[Begin ENTRIES SUPPLIED]
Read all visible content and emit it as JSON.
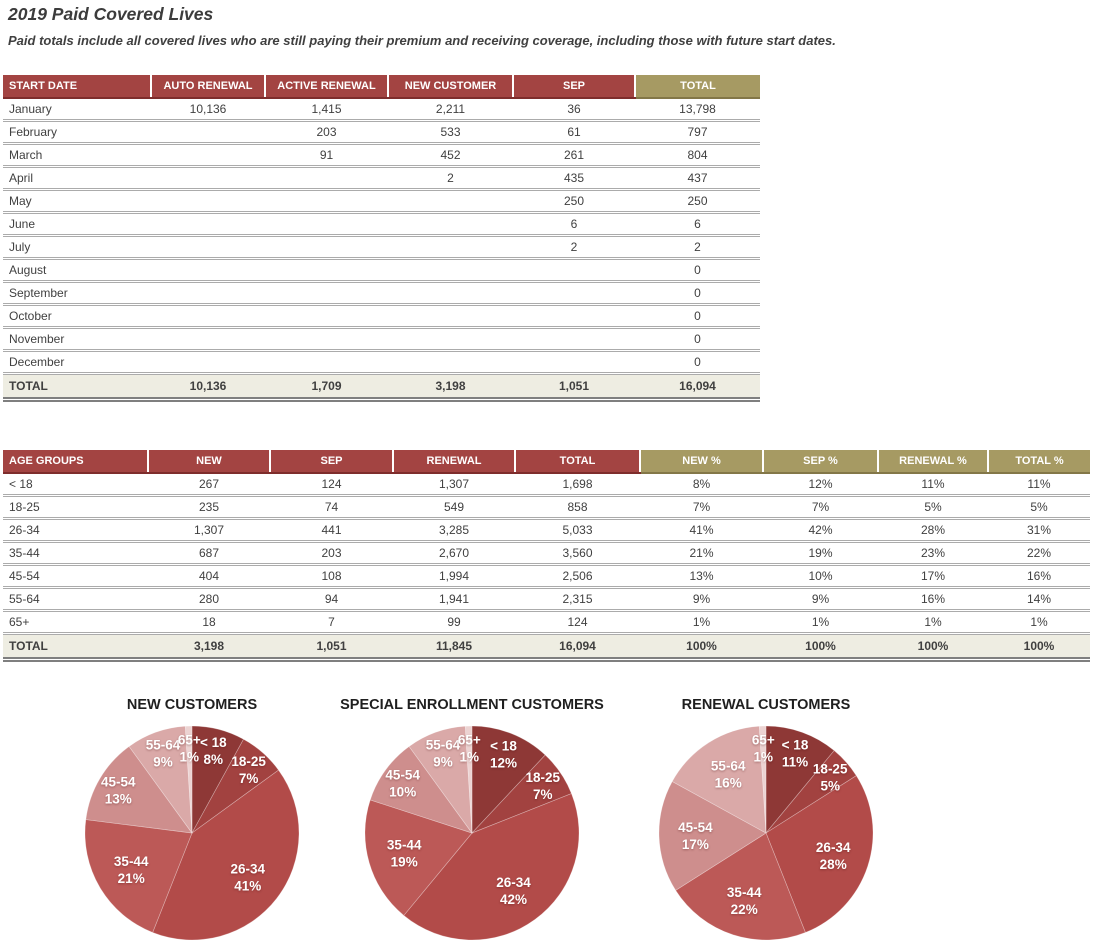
{
  "header": {
    "title": "2019 Paid Covered Lives",
    "subtitle": "Paid totals include all covered lives who are still paying their premium and receiving coverage, including those with future start dates."
  },
  "colors": {
    "header_red": "#A34442",
    "header_gold": "#A69A63",
    "total_row_bg": "#EEEDE2",
    "body_text": "#404040",
    "pie_label_text": "#FFFFFF"
  },
  "table1": {
    "columns": [
      {
        "label": "START DATE",
        "style": "red"
      },
      {
        "label": "AUTO RENEWAL",
        "style": "red"
      },
      {
        "label": "ACTIVE RENEWAL",
        "style": "red"
      },
      {
        "label": "NEW CUSTOMER",
        "style": "red"
      },
      {
        "label": "SEP",
        "style": "red"
      },
      {
        "label": "TOTAL",
        "style": "gold"
      }
    ],
    "rows": [
      [
        "January",
        "10,136",
        "1,415",
        "2,211",
        "36",
        "13,798"
      ],
      [
        "February",
        "",
        "203",
        "533",
        "61",
        "797"
      ],
      [
        "March",
        "",
        "91",
        "452",
        "261",
        "804"
      ],
      [
        "April",
        "",
        "",
        "2",
        "435",
        "437"
      ],
      [
        "May",
        "",
        "",
        "",
        "250",
        "250"
      ],
      [
        "June",
        "",
        "",
        "",
        "6",
        "6"
      ],
      [
        "July",
        "",
        "",
        "",
        "2",
        "2"
      ],
      [
        "August",
        "",
        "",
        "",
        "",
        "0"
      ],
      [
        "September",
        "",
        "",
        "",
        "",
        "0"
      ],
      [
        "October",
        "",
        "",
        "",
        "",
        "0"
      ],
      [
        "November",
        "",
        "",
        "",
        "",
        "0"
      ],
      [
        "December",
        "",
        "",
        "",
        "",
        "0"
      ]
    ],
    "total_row": [
      "TOTAL",
      "10,136",
      "1,709",
      "3,198",
      "1,051",
      "16,094"
    ]
  },
  "table2": {
    "columns": [
      {
        "label": "AGE GROUPS",
        "style": "red"
      },
      {
        "label": "NEW",
        "style": "red"
      },
      {
        "label": "SEP",
        "style": "red"
      },
      {
        "label": "RENEWAL",
        "style": "red"
      },
      {
        "label": "TOTAL",
        "style": "red"
      },
      {
        "label": "NEW %",
        "style": "gold"
      },
      {
        "label": "SEP %",
        "style": "gold"
      },
      {
        "label": "RENEWAL %",
        "style": "gold"
      },
      {
        "label": "TOTAL %",
        "style": "gold"
      }
    ],
    "rows": [
      [
        "< 18",
        "267",
        "124",
        "1,307",
        "1,698",
        "8%",
        "12%",
        "11%",
        "11%"
      ],
      [
        "18-25",
        "235",
        "74",
        "549",
        "858",
        "7%",
        "7%",
        "5%",
        "5%"
      ],
      [
        "26-34",
        "1,307",
        "441",
        "3,285",
        "5,033",
        "41%",
        "42%",
        "28%",
        "31%"
      ],
      [
        "35-44",
        "687",
        "203",
        "2,670",
        "3,560",
        "21%",
        "19%",
        "23%",
        "22%"
      ],
      [
        "45-54",
        "404",
        "108",
        "1,994",
        "2,506",
        "13%",
        "10%",
        "17%",
        "16%"
      ],
      [
        "55-64",
        "280",
        "94",
        "1,941",
        "2,315",
        "9%",
        "9%",
        "16%",
        "14%"
      ],
      [
        "65+",
        "18",
        "7",
        "99",
        "124",
        "1%",
        "1%",
        "1%",
        "1%"
      ]
    ],
    "total_row": [
      "TOTAL",
      "3,198",
      "1,051",
      "11,845",
      "16,094",
      "100%",
      "100%",
      "100%",
      "100%"
    ]
  },
  "chart_data": [
    {
      "type": "pie",
      "title": "NEW CUSTOMERS",
      "categories": [
        "< 18",
        "18-25",
        "26-34",
        "35-44",
        "45-54",
        "55-64",
        "65+"
      ],
      "values": [
        8,
        7,
        41,
        21,
        13,
        9,
        1
      ],
      "unit": "%",
      "start_angle_deg": 0,
      "direction": "clockwise",
      "colors": [
        "#8E3836",
        "#A24240",
        "#B24B49",
        "#BC5957",
        "#CE8E8D",
        "#DAA9A8",
        "#ECD3D2"
      ]
    },
    {
      "type": "pie",
      "title": "SPECIAL ENROLLMENT CUSTOMERS",
      "categories": [
        "< 18",
        "18-25",
        "26-34",
        "35-44",
        "45-54",
        "55-64",
        "65+"
      ],
      "values": [
        12,
        7,
        42,
        19,
        10,
        9,
        1
      ],
      "unit": "%",
      "start_angle_deg": 0,
      "direction": "clockwise",
      "colors": [
        "#8E3836",
        "#A24240",
        "#B24B49",
        "#BC5957",
        "#CE8E8D",
        "#DAA9A8",
        "#ECD3D2"
      ]
    },
    {
      "type": "pie",
      "title": "RENEWAL CUSTOMERS",
      "categories": [
        "< 18",
        "18-25",
        "26-34",
        "35-44",
        "45-54",
        "55-64",
        "65+"
      ],
      "values": [
        11,
        5,
        28,
        22,
        17,
        16,
        1
      ],
      "unit": "%",
      "start_angle_deg": 0,
      "direction": "clockwise",
      "colors": [
        "#8E3836",
        "#A24240",
        "#B24B49",
        "#BC5957",
        "#CE8E8D",
        "#DAA9A8",
        "#ECD3D2"
      ]
    }
  ]
}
[End ENTRIES SUPPLIED]
◆ **EXERCISE REQUIREMENTS**: Transcribe the records above exactly as they appear, leaving out any pictures.

◆ **THE OUTPUT**:
Read all visible content and emit it as JSON.
{
  "header": {
    "title": "2019 Paid Covered Lives",
    "subtitle": "Paid totals include all covered lives who are still paying their premium and receiving coverage, including those with future start dates."
  },
  "colors": {
    "header_red": "#A34442",
    "header_gold": "#A69A63",
    "total_row_bg": "#EEEDE2",
    "body_text": "#404040",
    "pie_label_text": "#FFFFFF"
  },
  "table1": {
    "columns": [
      {
        "label": "START DATE",
        "style": "red"
      },
      {
        "label": "AUTO RENEWAL",
        "style": "red"
      },
      {
        "label": "ACTIVE RENEWAL",
        "style": "red"
      },
      {
        "label": "NEW CUSTOMER",
        "style": "red"
      },
      {
        "label": "SEP",
        "style": "red"
      },
      {
        "label": "TOTAL",
        "style": "gold"
      }
    ],
    "rows": [
      [
        "January",
        "10,136",
        "1,415",
        "2,211",
        "36",
        "13,798"
      ],
      [
        "February",
        "",
        "203",
        "533",
        "61",
        "797"
      ],
      [
        "March",
        "",
        "91",
        "452",
        "261",
        "804"
      ],
      [
        "April",
        "",
        "",
        "2",
        "435",
        "437"
      ],
      [
        "May",
        "",
        "",
        "",
        "250",
        "250"
      ],
      [
        "June",
        "",
        "",
        "",
        "6",
        "6"
      ],
      [
        "July",
        "",
        "",
        "",
        "2",
        "2"
      ],
      [
        "August",
        "",
        "",
        "",
        "",
        "0"
      ],
      [
        "September",
        "",
        "",
        "",
        "",
        "0"
      ],
      [
        "October",
        "",
        "",
        "",
        "",
        "0"
      ],
      [
        "November",
        "",
        "",
        "",
        "",
        "0"
      ],
      [
        "December",
        "",
        "",
        "",
        "",
        "0"
      ]
    ],
    "total_row": [
      "TOTAL",
      "10,136",
      "1,709",
      "3,198",
      "1,051",
      "16,094"
    ]
  },
  "table2": {
    "columns": [
      {
        "label": "AGE GROUPS",
        "style": "red"
      },
      {
        "label": "NEW",
        "style": "red"
      },
      {
        "label": "SEP",
        "style": "red"
      },
      {
        "label": "RENEWAL",
        "style": "red"
      },
      {
        "label": "TOTAL",
        "style": "red"
      },
      {
        "label": "NEW %",
        "style": "gold"
      },
      {
        "label": "SEP %",
        "style": "gold"
      },
      {
        "label": "RENEWAL %",
        "style": "gold"
      },
      {
        "label": "TOTAL %",
        "style": "gold"
      }
    ],
    "rows": [
      [
        "< 18",
        "267",
        "124",
        "1,307",
        "1,698",
        "8%",
        "12%",
        "11%",
        "11%"
      ],
      [
        "18-25",
        "235",
        "74",
        "549",
        "858",
        "7%",
        "7%",
        "5%",
        "5%"
      ],
      [
        "26-34",
        "1,307",
        "441",
        "3,285",
        "5,033",
        "41%",
        "42%",
        "28%",
        "31%"
      ],
      [
        "35-44",
        "687",
        "203",
        "2,670",
        "3,560",
        "21%",
        "19%",
        "23%",
        "22%"
      ],
      [
        "45-54",
        "404",
        "108",
        "1,994",
        "2,506",
        "13%",
        "10%",
        "17%",
        "16%"
      ],
      [
        "55-64",
        "280",
        "94",
        "1,941",
        "2,315",
        "9%",
        "9%",
        "16%",
        "14%"
      ],
      [
        "65+",
        "18",
        "7",
        "99",
        "124",
        "1%",
        "1%",
        "1%",
        "1%"
      ]
    ],
    "total_row": [
      "TOTAL",
      "3,198",
      "1,051",
      "11,845",
      "16,094",
      "100%",
      "100%",
      "100%",
      "100%"
    ]
  },
  "chart_data": [
    {
      "type": "pie",
      "title": "NEW CUSTOMERS",
      "categories": [
        "< 18",
        "18-25",
        "26-34",
        "35-44",
        "45-54",
        "55-64",
        "65+"
      ],
      "values": [
        8,
        7,
        41,
        21,
        13,
        9,
        1
      ],
      "unit": "%",
      "start_angle_deg": 0,
      "direction": "clockwise",
      "colors": [
        "#8E3836",
        "#A24240",
        "#B24B49",
        "#BC5957",
        "#CE8E8D",
        "#DAA9A8",
        "#ECD3D2"
      ]
    },
    {
      "type": "pie",
      "title": "SPECIAL ENROLLMENT CUSTOMERS",
      "categories": [
        "< 18",
        "18-25",
        "26-34",
        "35-44",
        "45-54",
        "55-64",
        "65+"
      ],
      "values": [
        12,
        7,
        42,
        19,
        10,
        9,
        1
      ],
      "unit": "%",
      "start_angle_deg": 0,
      "direction": "clockwise",
      "colors": [
        "#8E3836",
        "#A24240",
        "#B24B49",
        "#BC5957",
        "#CE8E8D",
        "#DAA9A8",
        "#ECD3D2"
      ]
    },
    {
      "type": "pie",
      "title": "RENEWAL CUSTOMERS",
      "categories": [
        "< 18",
        "18-25",
        "26-34",
        "35-44",
        "45-54",
        "55-64",
        "65+"
      ],
      "values": [
        11,
        5,
        28,
        22,
        17,
        16,
        1
      ],
      "unit": "%",
      "start_angle_deg": 0,
      "direction": "clockwise",
      "colors": [
        "#8E3836",
        "#A24240",
        "#B24B49",
        "#BC5957",
        "#CE8E8D",
        "#DAA9A8",
        "#ECD3D2"
      ]
    }
  ]
}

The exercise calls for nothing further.